Figure contents as structured data:

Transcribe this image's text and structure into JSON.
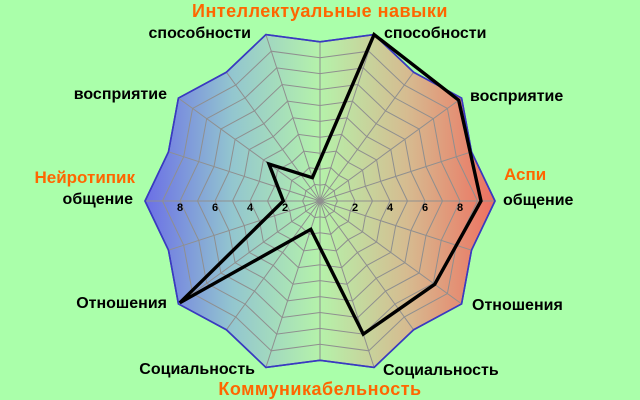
{
  "titles": {
    "top": "Интеллектуальные навыки",
    "bottom": "Коммуникабельность"
  },
  "legend": {
    "left": "Нейротипик",
    "right": "Аспи"
  },
  "colors": {
    "background": "#aaffaa",
    "accent": "#ff6600",
    "text": "#000000",
    "grid": "#8f8f8f",
    "border": "#3a3ac0",
    "data_line": "#000000",
    "gradient": [
      "#6b6fe6",
      "#93c6cf",
      "#b5f2aa",
      "#d6bb90",
      "#ee7060"
    ]
  },
  "chart_data": {
    "type": "radar",
    "rings": 10,
    "max_value": 10,
    "axes": [
      {
        "label": "общение",
        "side": "right",
        "angle_deg": 0,
        "value": 9.2
      },
      {
        "label": "восприятие",
        "side": "right",
        "angle_deg": 36,
        "value": 9.8
      },
      {
        "label": "способности",
        "side": "right",
        "angle_deg": 72,
        "value": 10
      },
      {
        "label": "способности",
        "side": "left",
        "angle_deg": 108,
        "value": 1.4
      },
      {
        "label": "восприятие",
        "side": "left",
        "angle_deg": 144,
        "value": 3.6
      },
      {
        "label": "общение",
        "side": "left",
        "angle_deg": 180,
        "value": 2.1
      },
      {
        "label": "Отношения",
        "side": "left",
        "angle_deg": 216,
        "value": 9.9
      },
      {
        "label": "Социальность",
        "side": "left",
        "angle_deg": 252,
        "value": 1.7
      },
      {
        "label": "Социальность",
        "side": "right",
        "angle_deg": 288,
        "value": 8.0
      },
      {
        "label": "Отношения",
        "side": "right",
        "angle_deg": 324,
        "value": 8.1
      }
    ],
    "tick_values_left": [
      "8",
      "6",
      "4",
      "2"
    ],
    "tick_values_right": [
      "2",
      "4",
      "6",
      "8"
    ]
  }
}
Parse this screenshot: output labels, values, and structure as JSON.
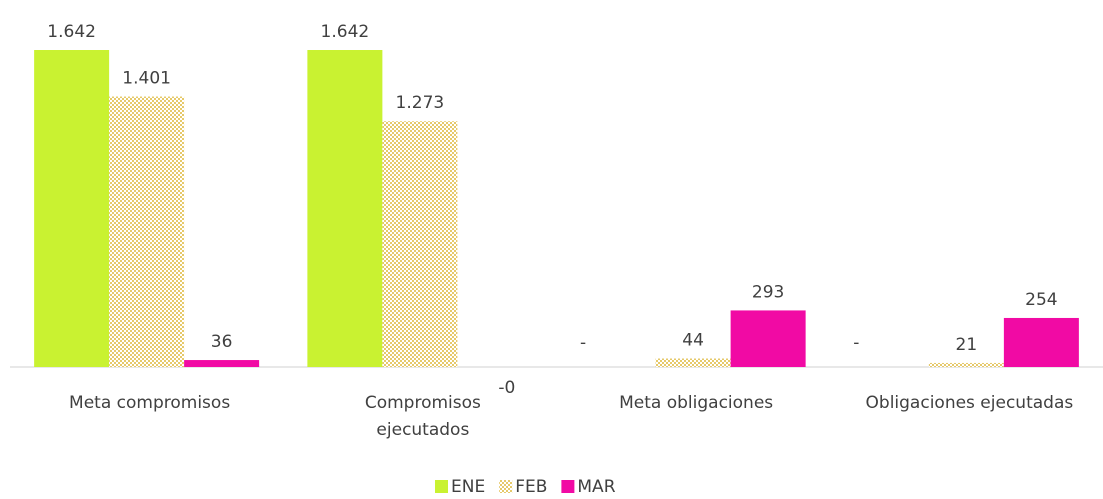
{
  "chart_data": {
    "type": "bar",
    "categories": [
      "Meta compromisos",
      "Compromisos ejecutados",
      "Meta obligaciones",
      "Obligaciones ejecutadas"
    ],
    "series": [
      {
        "name": "ENE",
        "color": "#c9f231",
        "values": [
          1642,
          1642,
          0,
          0
        ],
        "value_labels": [
          "1.642",
          "1.642",
          "-",
          "-"
        ]
      },
      {
        "name": "FEB",
        "color": "#e6c96a",
        "pattern": "dotted",
        "values": [
          1401,
          1273,
          44,
          21
        ],
        "value_labels": [
          "1.401",
          "1.273",
          "44",
          "21"
        ]
      },
      {
        "name": "MAR",
        "color": "#f10aa4",
        "values": [
          36,
          0,
          293,
          254
        ],
        "value_labels": [
          "36",
          "-0",
          "293",
          "254"
        ]
      }
    ],
    "legend": "bottom"
  }
}
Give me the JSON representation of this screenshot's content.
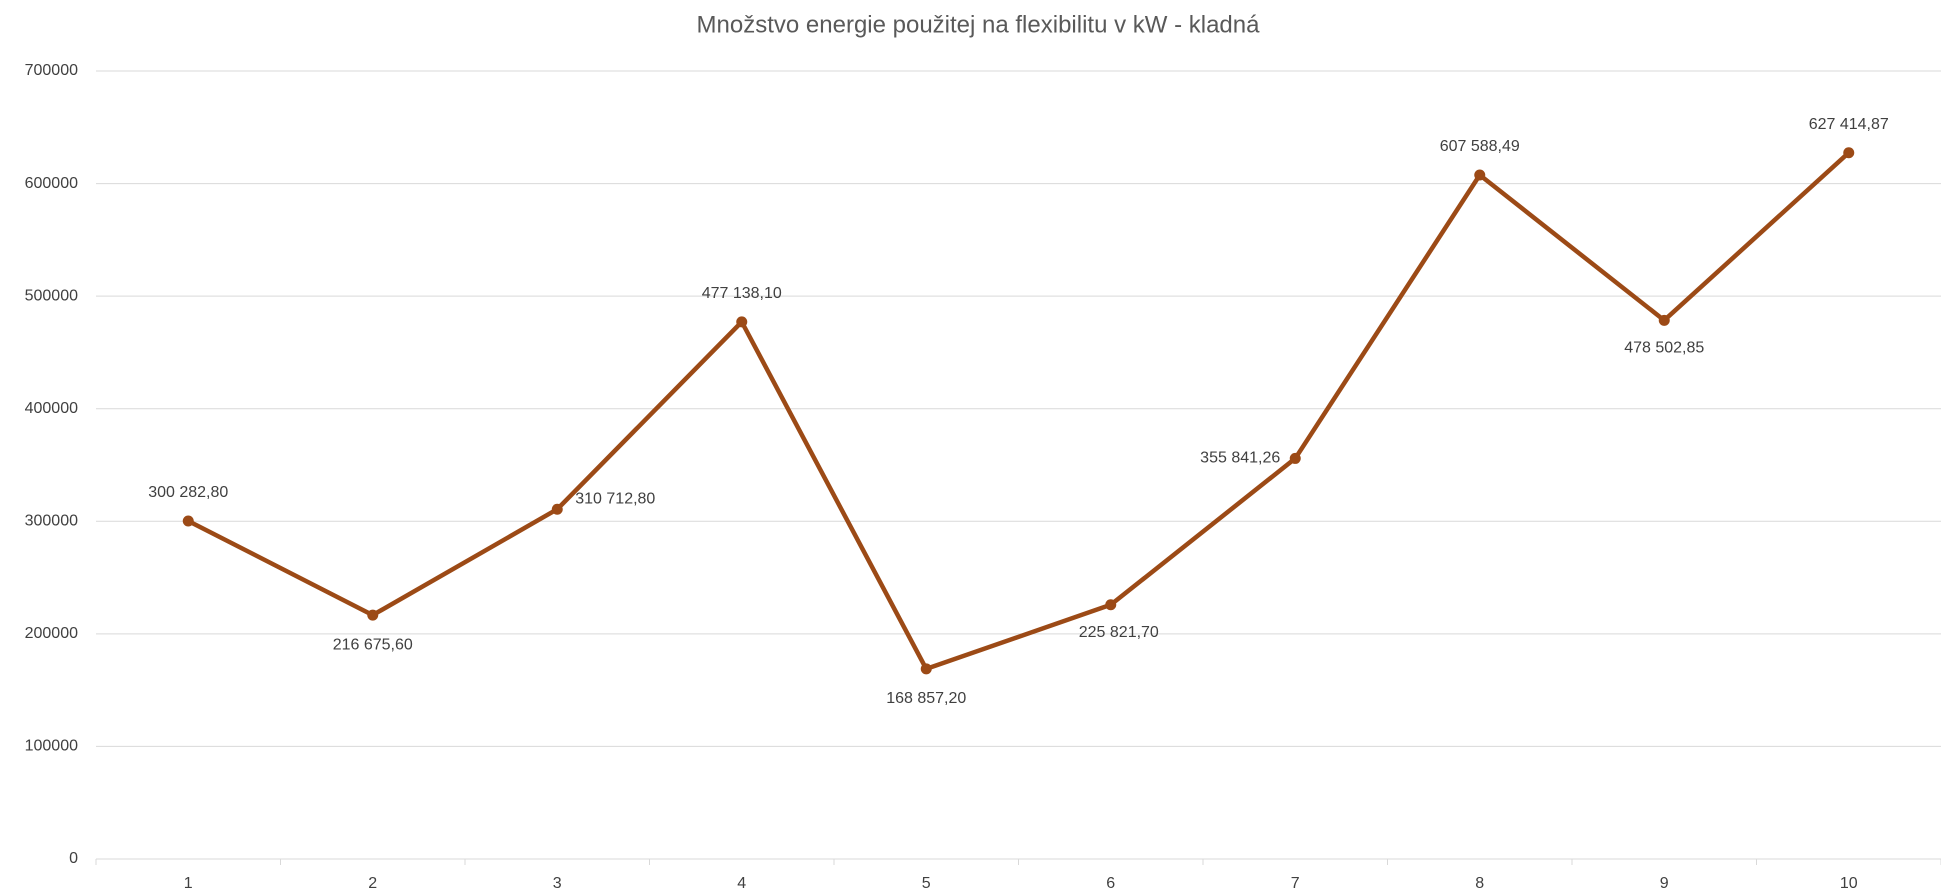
{
  "chart_data": {
    "type": "line",
    "title": "Množstvo energie použitej na flexibilitu v kW - kladná",
    "categories": [
      "1",
      "2",
      "3",
      "4",
      "5",
      "6",
      "7",
      "8",
      "9",
      "10"
    ],
    "values": [
      300282.8,
      216675.6,
      310712.8,
      477138.1,
      168857.2,
      225821.7,
      355841.26,
      607588.49,
      478502.85,
      627414.87
    ],
    "value_labels": [
      "300 282,80",
      "216 675,60",
      "310 712,80",
      "477 138,10",
      "168 857,20",
      "225 821,70",
      "355 841,26",
      "607 588,49",
      "478 502,85",
      "627 414,87"
    ],
    "color": "#9c4a16",
    "ylim": [
      0,
      700000
    ],
    "yticks": [
      0,
      100000,
      200000,
      300000,
      400000,
      500000,
      600000,
      700000
    ],
    "grid": true
  }
}
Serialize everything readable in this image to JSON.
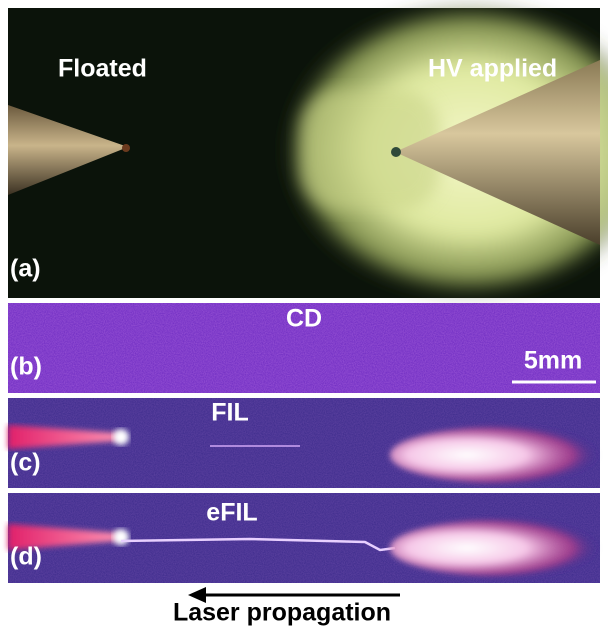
{
  "panel_a": {
    "label": "(a)",
    "left": "Floated",
    "right": "HV applied"
  },
  "panel_b": {
    "label": "(b)",
    "title": "CD",
    "scale_bar": "5mm"
  },
  "panel_c": {
    "label": "(c)",
    "title": "FIL"
  },
  "panel_d": {
    "label": "(d)",
    "title": "eFIL"
  },
  "caption": "Laser propagation"
}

### Given request
Take the line that contains "Serialize everything readable" and every line after it to the end of the records above; quote them exactly, leaving out the pictures.

### Exercise output
Serialize everything readable in this image to JSON.
{
  "panel_a": {
    "label": "(a)",
    "left": "Floated",
    "right": "HV applied"
  },
  "panel_b": {
    "label": "(b)",
    "title": "CD",
    "scale_bar": "5mm"
  },
  "panel_c": {
    "label": "(c)",
    "title": "FIL"
  },
  "panel_d": {
    "label": "(d)",
    "title": "eFIL"
  },
  "caption": "Laser propagation"
}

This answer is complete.